──────── DATASET ENTRIES ────────

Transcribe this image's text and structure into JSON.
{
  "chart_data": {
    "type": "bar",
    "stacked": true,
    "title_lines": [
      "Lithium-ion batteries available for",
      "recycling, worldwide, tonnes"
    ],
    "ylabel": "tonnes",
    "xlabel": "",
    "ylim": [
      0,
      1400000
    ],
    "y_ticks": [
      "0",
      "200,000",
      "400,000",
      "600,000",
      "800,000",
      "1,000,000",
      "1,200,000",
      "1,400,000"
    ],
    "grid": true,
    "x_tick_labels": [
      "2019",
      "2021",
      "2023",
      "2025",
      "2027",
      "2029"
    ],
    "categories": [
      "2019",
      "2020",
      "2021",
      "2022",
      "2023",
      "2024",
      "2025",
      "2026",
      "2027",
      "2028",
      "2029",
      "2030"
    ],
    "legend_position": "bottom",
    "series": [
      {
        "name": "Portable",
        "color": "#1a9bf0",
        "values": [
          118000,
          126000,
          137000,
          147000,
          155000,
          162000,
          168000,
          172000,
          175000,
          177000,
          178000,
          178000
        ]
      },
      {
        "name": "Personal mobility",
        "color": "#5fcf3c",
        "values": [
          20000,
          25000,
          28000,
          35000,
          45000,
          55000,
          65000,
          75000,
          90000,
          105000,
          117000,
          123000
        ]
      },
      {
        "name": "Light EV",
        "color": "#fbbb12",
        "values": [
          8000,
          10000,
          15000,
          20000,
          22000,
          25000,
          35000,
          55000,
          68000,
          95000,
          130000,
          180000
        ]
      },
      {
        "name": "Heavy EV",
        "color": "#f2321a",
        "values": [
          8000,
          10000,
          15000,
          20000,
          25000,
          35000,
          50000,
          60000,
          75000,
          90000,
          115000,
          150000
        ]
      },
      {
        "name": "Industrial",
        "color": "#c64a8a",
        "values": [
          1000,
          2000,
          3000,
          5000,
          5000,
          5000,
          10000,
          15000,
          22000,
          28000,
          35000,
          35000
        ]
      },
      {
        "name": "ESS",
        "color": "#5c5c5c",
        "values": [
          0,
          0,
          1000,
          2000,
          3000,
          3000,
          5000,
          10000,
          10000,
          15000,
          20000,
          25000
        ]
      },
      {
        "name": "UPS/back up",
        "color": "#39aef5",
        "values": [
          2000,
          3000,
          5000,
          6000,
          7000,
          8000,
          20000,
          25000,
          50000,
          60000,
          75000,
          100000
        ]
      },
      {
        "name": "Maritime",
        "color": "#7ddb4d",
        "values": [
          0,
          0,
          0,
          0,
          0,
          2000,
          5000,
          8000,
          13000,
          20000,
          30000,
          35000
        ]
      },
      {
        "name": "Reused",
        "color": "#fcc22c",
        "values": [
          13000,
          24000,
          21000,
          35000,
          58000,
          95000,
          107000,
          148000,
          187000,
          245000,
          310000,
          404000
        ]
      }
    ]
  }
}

────────

REQUEST ▸ Retype all the material above precisely, with no line left out.

SOLVED PROBLEM ▸
Transcribe this image's text and structure into JSON.
{
  "chart_data": {
    "type": "bar",
    "stacked": true,
    "title_lines": [
      "Lithium-ion batteries available for",
      "recycling, worldwide, tonnes"
    ],
    "ylabel": "tonnes",
    "xlabel": "",
    "ylim": [
      0,
      1400000
    ],
    "y_ticks": [
      "0",
      "200,000",
      "400,000",
      "600,000",
      "800,000",
      "1,000,000",
      "1,200,000",
      "1,400,000"
    ],
    "grid": true,
    "x_tick_labels": [
      "2019",
      "2021",
      "2023",
      "2025",
      "2027",
      "2029"
    ],
    "categories": [
      "2019",
      "2020",
      "2021",
      "2022",
      "2023",
      "2024",
      "2025",
      "2026",
      "2027",
      "2028",
      "2029",
      "2030"
    ],
    "legend_position": "bottom",
    "series": [
      {
        "name": "Portable",
        "color": "#1a9bf0",
        "values": [
          118000,
          126000,
          137000,
          147000,
          155000,
          162000,
          168000,
          172000,
          175000,
          177000,
          178000,
          178000
        ]
      },
      {
        "name": "Personal mobility",
        "color": "#5fcf3c",
        "values": [
          20000,
          25000,
          28000,
          35000,
          45000,
          55000,
          65000,
          75000,
          90000,
          105000,
          117000,
          123000
        ]
      },
      {
        "name": "Light EV",
        "color": "#fbbb12",
        "values": [
          8000,
          10000,
          15000,
          20000,
          22000,
          25000,
          35000,
          55000,
          68000,
          95000,
          130000,
          180000
        ]
      },
      {
        "name": "Heavy EV",
        "color": "#f2321a",
        "values": [
          8000,
          10000,
          15000,
          20000,
          25000,
          35000,
          50000,
          60000,
          75000,
          90000,
          115000,
          150000
        ]
      },
      {
        "name": "Industrial",
        "color": "#c64a8a",
        "values": [
          1000,
          2000,
          3000,
          5000,
          5000,
          5000,
          10000,
          15000,
          22000,
          28000,
          35000,
          35000
        ]
      },
      {
        "name": "ESS",
        "color": "#5c5c5c",
        "values": [
          0,
          0,
          1000,
          2000,
          3000,
          3000,
          5000,
          10000,
          10000,
          15000,
          20000,
          25000
        ]
      },
      {
        "name": "UPS/back up",
        "color": "#39aef5",
        "values": [
          2000,
          3000,
          5000,
          6000,
          7000,
          8000,
          20000,
          25000,
          50000,
          60000,
          75000,
          100000
        ]
      },
      {
        "name": "Maritime",
        "color": "#7ddb4d",
        "values": [
          0,
          0,
          0,
          0,
          0,
          2000,
          5000,
          8000,
          13000,
          20000,
          30000,
          35000
        ]
      },
      {
        "name": "Reused",
        "color": "#fcc22c",
        "values": [
          13000,
          24000,
          21000,
          35000,
          58000,
          95000,
          107000,
          148000,
          187000,
          245000,
          310000,
          404000
        ]
      }
    ]
  }
}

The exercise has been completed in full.